:: Provided records

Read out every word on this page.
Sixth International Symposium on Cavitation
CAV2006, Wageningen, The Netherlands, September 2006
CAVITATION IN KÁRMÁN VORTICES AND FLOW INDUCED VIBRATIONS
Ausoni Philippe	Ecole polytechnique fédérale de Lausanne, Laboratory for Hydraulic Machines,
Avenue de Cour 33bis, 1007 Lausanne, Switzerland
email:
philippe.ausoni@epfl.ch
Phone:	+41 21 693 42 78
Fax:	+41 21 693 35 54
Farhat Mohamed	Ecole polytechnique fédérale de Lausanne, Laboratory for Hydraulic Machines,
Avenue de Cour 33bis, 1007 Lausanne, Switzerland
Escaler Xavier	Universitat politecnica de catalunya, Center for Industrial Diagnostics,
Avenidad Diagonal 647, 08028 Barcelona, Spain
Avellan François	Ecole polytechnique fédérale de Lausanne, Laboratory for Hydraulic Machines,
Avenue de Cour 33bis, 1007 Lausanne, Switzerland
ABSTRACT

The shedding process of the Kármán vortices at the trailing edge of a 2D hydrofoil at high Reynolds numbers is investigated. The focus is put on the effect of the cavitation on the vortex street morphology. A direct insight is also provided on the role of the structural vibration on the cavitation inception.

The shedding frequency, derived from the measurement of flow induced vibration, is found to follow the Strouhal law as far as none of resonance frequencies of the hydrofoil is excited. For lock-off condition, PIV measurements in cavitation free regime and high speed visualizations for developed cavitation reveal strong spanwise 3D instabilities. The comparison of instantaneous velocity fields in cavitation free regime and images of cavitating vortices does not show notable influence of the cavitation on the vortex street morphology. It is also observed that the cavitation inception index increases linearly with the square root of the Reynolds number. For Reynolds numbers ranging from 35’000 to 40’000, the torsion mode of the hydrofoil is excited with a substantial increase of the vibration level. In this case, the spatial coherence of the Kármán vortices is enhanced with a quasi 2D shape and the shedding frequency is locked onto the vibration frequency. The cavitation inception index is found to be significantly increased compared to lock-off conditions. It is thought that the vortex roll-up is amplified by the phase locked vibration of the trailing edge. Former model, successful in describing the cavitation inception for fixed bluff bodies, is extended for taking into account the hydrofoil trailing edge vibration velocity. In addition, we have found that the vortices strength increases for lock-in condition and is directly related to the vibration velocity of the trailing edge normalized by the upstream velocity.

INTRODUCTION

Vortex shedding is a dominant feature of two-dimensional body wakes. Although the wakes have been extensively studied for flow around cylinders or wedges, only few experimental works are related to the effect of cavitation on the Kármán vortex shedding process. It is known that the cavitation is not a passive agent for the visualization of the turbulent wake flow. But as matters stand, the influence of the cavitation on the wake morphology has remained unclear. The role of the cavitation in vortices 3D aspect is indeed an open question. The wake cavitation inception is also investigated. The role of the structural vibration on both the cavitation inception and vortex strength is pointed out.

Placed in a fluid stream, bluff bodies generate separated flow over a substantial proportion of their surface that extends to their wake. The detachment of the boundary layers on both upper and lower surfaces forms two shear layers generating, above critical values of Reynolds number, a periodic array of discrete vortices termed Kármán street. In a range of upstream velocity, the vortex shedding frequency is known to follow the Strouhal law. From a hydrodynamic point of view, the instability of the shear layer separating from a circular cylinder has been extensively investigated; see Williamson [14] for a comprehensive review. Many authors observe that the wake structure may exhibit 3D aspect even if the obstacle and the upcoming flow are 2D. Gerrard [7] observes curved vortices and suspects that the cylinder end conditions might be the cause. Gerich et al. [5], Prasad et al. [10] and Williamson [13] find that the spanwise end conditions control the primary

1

::::
:: Provided records

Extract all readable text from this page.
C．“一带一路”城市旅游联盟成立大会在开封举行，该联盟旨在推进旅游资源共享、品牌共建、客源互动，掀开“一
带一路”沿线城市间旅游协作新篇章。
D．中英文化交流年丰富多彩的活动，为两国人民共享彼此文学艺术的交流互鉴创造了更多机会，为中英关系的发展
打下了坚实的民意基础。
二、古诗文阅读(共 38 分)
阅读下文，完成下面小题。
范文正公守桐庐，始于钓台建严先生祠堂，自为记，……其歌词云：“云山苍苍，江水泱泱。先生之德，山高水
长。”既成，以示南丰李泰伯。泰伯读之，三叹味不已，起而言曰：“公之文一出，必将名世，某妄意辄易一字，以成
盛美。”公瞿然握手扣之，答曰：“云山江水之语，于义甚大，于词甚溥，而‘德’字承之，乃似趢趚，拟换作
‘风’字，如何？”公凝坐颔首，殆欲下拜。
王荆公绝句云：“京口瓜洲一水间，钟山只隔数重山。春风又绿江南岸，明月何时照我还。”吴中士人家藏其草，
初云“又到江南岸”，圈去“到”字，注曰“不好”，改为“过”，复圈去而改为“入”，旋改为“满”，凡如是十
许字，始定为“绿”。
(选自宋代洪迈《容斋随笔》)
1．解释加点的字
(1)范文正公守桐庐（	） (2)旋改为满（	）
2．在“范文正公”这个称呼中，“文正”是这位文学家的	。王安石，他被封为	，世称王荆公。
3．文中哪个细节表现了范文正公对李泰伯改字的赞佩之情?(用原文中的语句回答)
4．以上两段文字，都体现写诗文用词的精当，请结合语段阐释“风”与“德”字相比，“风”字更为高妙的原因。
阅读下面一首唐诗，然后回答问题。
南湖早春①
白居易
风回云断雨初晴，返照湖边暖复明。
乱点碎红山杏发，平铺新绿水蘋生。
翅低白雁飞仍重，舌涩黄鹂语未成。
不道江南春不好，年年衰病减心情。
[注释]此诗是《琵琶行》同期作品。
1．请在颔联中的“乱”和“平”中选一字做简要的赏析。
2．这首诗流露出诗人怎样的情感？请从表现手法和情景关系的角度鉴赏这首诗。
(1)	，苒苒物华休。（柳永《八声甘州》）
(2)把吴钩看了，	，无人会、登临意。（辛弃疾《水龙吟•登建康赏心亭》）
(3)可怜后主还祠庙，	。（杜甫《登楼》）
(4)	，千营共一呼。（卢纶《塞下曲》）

::::
:: Provided records

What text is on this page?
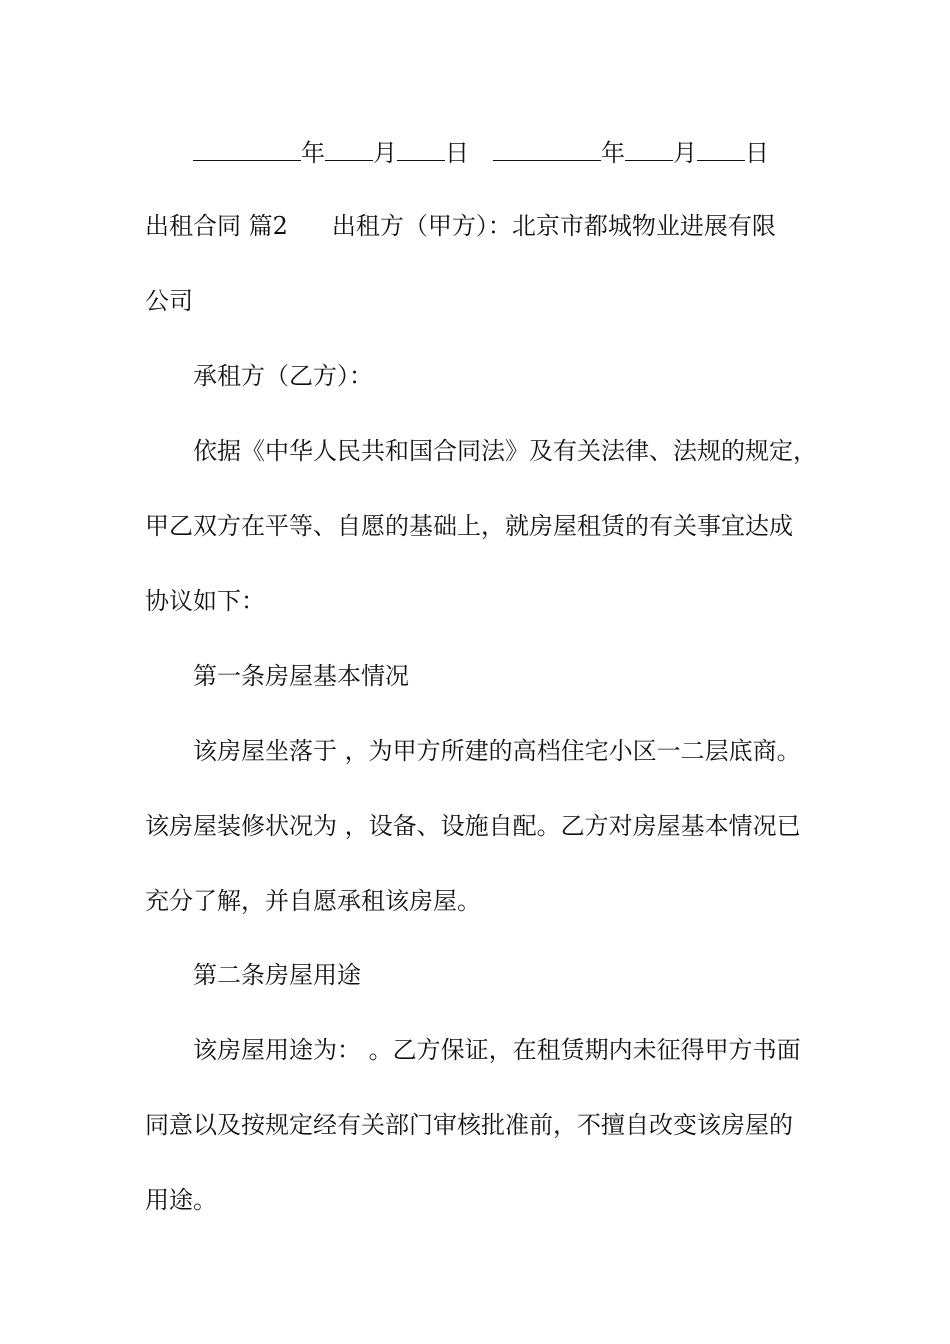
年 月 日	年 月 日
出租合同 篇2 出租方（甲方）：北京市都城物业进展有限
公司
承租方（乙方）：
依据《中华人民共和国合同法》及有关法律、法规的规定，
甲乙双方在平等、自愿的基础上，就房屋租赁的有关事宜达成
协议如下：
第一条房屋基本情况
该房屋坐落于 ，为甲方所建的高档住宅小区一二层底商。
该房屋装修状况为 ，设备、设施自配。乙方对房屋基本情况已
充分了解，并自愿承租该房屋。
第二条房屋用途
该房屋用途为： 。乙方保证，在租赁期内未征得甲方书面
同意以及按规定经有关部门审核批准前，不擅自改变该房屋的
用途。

::::

● What is required
Say how many lines of the data include the word "范文正公守桐庐". Nothing other than the number should be given.

● Worked solution
2